**Set task**
Pull out every line containing the string "Lisa".

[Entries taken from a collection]
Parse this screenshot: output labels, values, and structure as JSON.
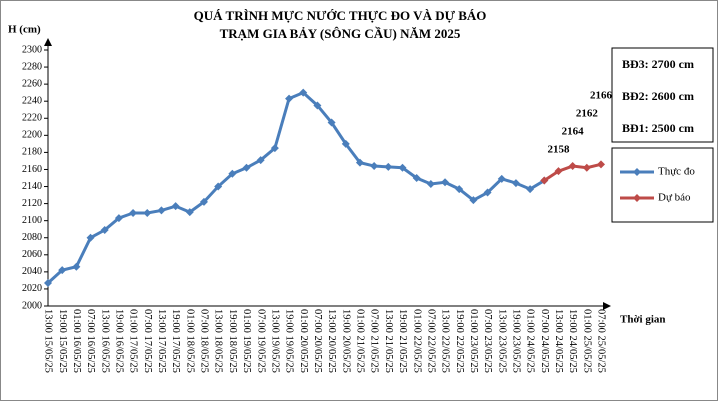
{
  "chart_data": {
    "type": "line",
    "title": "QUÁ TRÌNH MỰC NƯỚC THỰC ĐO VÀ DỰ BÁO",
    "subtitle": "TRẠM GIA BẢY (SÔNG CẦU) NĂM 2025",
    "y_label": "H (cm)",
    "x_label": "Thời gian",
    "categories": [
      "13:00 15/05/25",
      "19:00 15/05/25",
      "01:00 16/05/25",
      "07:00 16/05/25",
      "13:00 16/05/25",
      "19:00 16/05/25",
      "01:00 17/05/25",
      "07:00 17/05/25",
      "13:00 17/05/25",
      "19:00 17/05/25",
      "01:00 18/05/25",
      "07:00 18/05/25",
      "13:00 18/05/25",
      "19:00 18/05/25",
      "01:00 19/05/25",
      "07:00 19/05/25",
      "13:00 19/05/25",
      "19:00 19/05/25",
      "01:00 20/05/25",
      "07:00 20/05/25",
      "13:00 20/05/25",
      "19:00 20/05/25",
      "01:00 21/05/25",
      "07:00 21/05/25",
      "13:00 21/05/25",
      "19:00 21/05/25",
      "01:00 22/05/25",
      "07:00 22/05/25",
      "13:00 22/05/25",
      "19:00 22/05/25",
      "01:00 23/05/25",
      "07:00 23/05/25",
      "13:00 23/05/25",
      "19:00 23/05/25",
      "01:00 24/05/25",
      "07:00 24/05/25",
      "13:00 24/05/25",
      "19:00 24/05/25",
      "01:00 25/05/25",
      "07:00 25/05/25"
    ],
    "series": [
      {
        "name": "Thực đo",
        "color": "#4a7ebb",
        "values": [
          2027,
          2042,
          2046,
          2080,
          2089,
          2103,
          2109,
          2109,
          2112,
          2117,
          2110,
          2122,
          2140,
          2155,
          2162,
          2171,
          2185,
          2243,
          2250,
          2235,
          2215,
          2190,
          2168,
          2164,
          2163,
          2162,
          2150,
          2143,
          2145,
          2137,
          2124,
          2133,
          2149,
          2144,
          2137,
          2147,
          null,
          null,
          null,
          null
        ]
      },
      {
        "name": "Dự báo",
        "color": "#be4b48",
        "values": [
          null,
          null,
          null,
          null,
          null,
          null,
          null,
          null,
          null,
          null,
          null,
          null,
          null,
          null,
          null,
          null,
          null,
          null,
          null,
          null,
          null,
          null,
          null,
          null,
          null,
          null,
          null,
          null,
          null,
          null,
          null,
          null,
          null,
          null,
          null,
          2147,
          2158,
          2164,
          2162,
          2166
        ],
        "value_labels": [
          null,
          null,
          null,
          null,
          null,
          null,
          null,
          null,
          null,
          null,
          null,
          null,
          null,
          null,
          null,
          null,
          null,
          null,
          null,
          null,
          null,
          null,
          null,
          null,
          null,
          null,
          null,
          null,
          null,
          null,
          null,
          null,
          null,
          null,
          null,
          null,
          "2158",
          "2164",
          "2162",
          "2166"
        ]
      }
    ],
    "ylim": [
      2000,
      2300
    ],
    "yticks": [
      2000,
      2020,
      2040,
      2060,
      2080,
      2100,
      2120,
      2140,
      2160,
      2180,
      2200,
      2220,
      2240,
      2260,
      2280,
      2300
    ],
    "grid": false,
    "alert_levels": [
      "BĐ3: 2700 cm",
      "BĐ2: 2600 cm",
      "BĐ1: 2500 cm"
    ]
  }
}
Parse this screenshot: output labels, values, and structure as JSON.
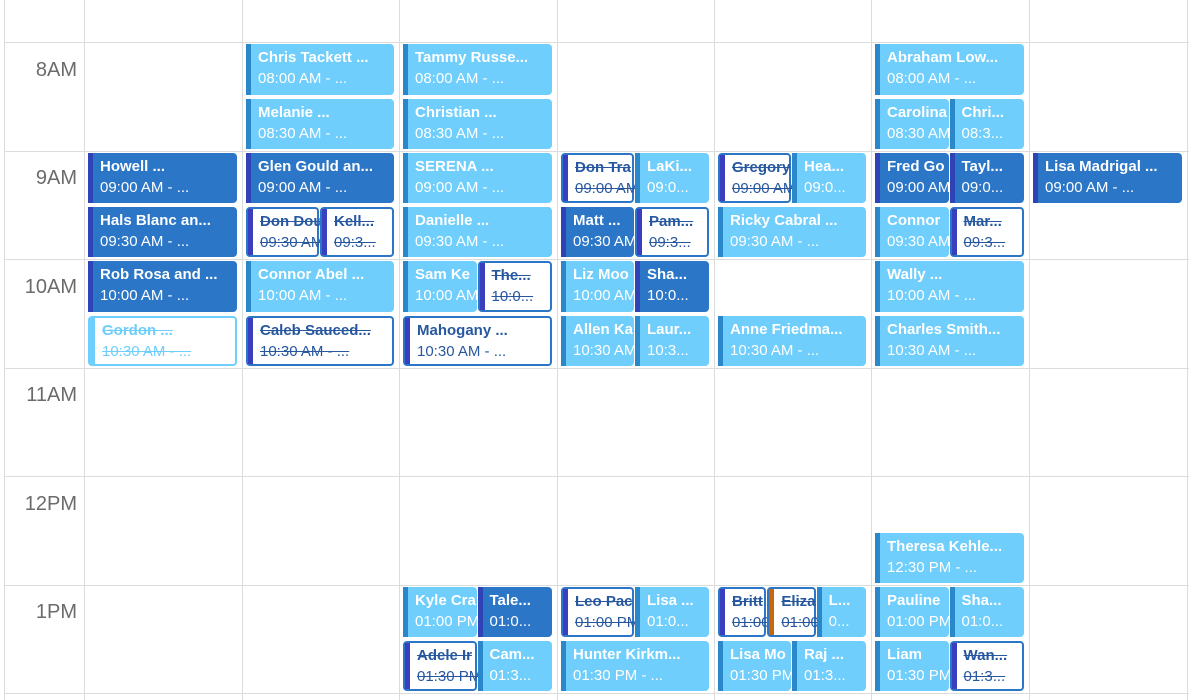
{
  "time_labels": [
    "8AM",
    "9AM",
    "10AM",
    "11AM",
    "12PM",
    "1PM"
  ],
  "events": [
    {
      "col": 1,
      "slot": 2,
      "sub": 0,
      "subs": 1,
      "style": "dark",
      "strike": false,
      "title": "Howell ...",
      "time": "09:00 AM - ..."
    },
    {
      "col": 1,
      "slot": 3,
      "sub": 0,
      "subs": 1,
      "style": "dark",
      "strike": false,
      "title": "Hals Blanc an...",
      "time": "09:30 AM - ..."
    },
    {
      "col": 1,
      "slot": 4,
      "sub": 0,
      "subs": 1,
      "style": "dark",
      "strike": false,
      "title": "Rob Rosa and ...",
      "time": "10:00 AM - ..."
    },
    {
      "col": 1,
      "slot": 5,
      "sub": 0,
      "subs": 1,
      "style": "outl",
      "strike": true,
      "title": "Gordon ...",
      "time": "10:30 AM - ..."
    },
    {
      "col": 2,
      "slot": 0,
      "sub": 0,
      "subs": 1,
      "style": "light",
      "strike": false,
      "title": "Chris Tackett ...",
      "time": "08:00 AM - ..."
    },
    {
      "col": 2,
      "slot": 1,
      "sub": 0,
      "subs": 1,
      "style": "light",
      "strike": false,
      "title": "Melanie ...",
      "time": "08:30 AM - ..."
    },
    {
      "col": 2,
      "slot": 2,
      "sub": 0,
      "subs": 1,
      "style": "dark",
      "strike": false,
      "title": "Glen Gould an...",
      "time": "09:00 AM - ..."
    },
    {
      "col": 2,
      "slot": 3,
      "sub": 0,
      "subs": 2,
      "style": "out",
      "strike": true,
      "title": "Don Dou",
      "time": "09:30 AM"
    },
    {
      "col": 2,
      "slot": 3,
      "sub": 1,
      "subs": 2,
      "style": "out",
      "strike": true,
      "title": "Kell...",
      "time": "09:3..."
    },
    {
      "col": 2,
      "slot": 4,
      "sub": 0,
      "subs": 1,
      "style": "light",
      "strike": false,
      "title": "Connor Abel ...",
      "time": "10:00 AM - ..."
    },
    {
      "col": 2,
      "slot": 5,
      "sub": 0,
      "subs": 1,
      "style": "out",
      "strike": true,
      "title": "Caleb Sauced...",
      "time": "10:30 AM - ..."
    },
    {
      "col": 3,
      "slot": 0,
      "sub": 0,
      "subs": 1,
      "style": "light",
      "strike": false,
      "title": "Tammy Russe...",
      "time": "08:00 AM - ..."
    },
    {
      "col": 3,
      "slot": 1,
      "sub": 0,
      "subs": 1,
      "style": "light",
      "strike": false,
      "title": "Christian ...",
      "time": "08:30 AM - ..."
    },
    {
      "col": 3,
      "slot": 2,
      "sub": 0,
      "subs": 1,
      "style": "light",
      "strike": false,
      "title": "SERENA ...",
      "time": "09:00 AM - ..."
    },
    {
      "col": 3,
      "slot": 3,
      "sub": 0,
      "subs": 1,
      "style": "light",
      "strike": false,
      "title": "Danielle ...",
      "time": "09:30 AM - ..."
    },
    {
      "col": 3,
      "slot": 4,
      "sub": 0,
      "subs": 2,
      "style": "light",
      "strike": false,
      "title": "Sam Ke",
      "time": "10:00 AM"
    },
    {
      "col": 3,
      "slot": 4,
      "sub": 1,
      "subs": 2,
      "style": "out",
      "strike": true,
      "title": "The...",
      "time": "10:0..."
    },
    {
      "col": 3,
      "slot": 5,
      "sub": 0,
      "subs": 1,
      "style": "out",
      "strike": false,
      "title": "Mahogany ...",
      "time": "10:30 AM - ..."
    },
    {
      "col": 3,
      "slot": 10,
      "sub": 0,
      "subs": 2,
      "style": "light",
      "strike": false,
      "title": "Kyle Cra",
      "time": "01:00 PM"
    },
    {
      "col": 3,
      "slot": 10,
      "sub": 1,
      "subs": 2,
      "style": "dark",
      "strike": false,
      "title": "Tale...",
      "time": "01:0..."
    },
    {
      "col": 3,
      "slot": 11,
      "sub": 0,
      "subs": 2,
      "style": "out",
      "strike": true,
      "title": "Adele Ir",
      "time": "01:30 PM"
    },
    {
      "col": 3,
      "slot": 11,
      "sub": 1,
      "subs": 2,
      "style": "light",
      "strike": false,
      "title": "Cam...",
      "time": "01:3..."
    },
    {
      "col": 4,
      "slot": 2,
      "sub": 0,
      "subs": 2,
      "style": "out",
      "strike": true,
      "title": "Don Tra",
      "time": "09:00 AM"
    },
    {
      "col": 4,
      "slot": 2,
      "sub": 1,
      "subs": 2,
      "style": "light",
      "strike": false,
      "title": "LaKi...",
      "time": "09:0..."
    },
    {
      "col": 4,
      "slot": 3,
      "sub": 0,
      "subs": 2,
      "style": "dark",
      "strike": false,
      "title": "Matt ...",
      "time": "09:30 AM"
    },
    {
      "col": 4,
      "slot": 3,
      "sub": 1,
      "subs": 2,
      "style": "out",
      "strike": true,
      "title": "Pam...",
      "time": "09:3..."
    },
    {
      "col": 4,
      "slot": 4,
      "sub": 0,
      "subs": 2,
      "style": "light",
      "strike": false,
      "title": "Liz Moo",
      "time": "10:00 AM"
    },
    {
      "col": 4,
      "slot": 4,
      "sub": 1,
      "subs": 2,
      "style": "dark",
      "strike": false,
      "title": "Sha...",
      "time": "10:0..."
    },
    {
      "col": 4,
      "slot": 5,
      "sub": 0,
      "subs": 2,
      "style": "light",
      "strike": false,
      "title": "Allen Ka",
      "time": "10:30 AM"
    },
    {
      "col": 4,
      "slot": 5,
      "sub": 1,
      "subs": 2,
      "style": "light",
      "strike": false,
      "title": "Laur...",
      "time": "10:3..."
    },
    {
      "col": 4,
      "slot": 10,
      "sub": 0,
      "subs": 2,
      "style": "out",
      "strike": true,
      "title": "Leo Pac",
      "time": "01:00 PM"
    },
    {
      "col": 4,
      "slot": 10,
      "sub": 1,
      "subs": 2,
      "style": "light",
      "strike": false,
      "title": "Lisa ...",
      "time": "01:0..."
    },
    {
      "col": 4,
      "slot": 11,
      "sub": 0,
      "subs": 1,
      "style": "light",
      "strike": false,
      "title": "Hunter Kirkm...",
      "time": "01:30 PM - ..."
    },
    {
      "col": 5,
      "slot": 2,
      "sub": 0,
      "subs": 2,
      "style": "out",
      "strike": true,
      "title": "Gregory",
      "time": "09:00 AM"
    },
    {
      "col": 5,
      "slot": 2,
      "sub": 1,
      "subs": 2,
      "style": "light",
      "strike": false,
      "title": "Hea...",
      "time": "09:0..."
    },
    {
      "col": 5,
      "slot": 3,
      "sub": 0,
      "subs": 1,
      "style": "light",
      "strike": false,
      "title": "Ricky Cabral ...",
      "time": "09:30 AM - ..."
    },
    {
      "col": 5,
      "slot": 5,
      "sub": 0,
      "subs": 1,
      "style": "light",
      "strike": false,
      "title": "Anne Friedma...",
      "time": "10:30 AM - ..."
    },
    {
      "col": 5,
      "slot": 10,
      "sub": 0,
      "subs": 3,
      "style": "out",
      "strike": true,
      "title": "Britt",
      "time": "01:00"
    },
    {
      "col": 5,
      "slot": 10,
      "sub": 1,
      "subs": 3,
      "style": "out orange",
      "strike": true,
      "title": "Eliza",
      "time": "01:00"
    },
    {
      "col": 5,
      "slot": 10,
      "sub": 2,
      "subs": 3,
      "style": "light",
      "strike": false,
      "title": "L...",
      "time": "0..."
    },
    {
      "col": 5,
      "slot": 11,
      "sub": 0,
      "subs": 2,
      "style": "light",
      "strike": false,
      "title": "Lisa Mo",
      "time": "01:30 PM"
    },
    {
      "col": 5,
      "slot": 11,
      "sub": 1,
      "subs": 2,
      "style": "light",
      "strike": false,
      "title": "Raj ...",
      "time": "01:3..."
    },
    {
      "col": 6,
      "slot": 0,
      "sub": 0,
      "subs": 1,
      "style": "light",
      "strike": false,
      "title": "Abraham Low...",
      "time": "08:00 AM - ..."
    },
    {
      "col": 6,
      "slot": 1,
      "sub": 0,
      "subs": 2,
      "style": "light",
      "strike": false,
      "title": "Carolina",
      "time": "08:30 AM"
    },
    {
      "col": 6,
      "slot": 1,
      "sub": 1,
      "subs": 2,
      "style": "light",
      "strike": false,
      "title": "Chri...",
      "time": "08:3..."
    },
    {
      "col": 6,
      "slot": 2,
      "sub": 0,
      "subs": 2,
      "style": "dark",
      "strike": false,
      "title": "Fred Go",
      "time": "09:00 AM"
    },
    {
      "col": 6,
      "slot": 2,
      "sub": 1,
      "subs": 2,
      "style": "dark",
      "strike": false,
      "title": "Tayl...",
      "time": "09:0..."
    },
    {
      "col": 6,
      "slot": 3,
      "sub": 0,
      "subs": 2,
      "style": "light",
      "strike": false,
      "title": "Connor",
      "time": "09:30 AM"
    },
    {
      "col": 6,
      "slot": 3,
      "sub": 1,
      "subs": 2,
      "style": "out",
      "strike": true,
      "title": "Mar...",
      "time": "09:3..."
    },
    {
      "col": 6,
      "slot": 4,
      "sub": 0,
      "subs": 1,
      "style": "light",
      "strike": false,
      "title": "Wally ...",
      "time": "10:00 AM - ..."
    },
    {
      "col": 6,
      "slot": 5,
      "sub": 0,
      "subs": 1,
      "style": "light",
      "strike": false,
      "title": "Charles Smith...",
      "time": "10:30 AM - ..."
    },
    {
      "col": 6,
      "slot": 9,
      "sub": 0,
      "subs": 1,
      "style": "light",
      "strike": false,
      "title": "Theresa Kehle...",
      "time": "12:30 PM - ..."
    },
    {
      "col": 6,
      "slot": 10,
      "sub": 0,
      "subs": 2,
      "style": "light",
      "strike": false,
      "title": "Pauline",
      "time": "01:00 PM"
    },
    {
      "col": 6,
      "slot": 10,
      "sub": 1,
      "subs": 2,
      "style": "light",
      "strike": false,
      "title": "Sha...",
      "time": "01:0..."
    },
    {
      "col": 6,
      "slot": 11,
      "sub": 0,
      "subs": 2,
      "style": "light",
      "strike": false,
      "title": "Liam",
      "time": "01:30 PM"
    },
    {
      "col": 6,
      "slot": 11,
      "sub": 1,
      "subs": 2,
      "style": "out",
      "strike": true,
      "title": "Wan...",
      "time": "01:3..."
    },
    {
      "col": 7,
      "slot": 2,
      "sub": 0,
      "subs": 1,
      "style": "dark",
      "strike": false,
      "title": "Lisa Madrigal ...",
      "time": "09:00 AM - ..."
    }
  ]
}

**Answer to the exercise**
      "title": "Lisa ...",
      "title": "Lisa Mo",
      "title": "Lisa Madrigal ...",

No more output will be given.